Do this: Each line below is to be written out in full, exactly as shown.

Dataset excerpt:
[start]
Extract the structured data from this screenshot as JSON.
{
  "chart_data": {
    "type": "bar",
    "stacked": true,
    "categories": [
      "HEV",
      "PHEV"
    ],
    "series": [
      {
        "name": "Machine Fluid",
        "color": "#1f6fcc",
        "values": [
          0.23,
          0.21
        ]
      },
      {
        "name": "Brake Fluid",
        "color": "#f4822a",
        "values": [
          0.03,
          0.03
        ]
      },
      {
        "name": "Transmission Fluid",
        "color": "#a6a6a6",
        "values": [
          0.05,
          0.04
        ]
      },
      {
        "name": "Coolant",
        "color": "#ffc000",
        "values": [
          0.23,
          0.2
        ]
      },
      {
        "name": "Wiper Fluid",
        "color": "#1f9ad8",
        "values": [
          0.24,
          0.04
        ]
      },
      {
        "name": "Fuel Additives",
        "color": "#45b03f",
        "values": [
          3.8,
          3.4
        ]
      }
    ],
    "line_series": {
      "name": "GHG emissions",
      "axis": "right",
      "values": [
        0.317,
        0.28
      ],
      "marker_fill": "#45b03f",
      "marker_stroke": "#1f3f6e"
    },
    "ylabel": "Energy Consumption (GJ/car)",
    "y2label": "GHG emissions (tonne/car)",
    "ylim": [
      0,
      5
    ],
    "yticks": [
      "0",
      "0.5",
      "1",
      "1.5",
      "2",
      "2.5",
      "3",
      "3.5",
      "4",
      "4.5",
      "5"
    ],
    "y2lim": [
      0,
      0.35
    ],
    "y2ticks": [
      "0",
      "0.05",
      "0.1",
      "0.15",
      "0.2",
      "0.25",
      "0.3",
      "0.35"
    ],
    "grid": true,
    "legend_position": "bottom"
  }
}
[end]
Output for this exercise:
Extract the structured data from this screenshot as JSON.
{
  "chart_data": {
    "type": "bar",
    "stacked": true,
    "categories": [
      "HEV",
      "PHEV"
    ],
    "series": [
      {
        "name": "Machine Fluid",
        "color": "#1f6fcc",
        "values": [
          0.23,
          0.21
        ]
      },
      {
        "name": "Brake Fluid",
        "color": "#f4822a",
        "values": [
          0.03,
          0.03
        ]
      },
      {
        "name": "Transmission Fluid",
        "color": "#a6a6a6",
        "values": [
          0.05,
          0.04
        ]
      },
      {
        "name": "Coolant",
        "color": "#ffc000",
        "values": [
          0.23,
          0.2
        ]
      },
      {
        "name": "Wiper Fluid",
        "color": "#1f9ad8",
        "values": [
          0.24,
          0.04
        ]
      },
      {
        "name": "Fuel Additives",
        "color": "#45b03f",
        "values": [
          3.8,
          3.4
        ]
      }
    ],
    "line_series": {
      "name": "GHG emissions",
      "axis": "right",
      "values": [
        0.317,
        0.28
      ],
      "marker_fill": "#45b03f",
      "marker_stroke": "#1f3f6e"
    },
    "ylabel": "Energy Consumption (GJ/car)",
    "y2label": "GHG emissions (tonne/car)",
    "ylim": [
      0,
      5
    ],
    "yticks": [
      "0",
      "0.5",
      "1",
      "1.5",
      "2",
      "2.5",
      "3",
      "3.5",
      "4",
      "4.5",
      "5"
    ],
    "y2lim": [
      0,
      0.35
    ],
    "y2ticks": [
      "0",
      "0.05",
      "0.1",
      "0.15",
      "0.2",
      "0.25",
      "0.3",
      "0.35"
    ],
    "grid": true,
    "legend_position": "bottom"
  }
}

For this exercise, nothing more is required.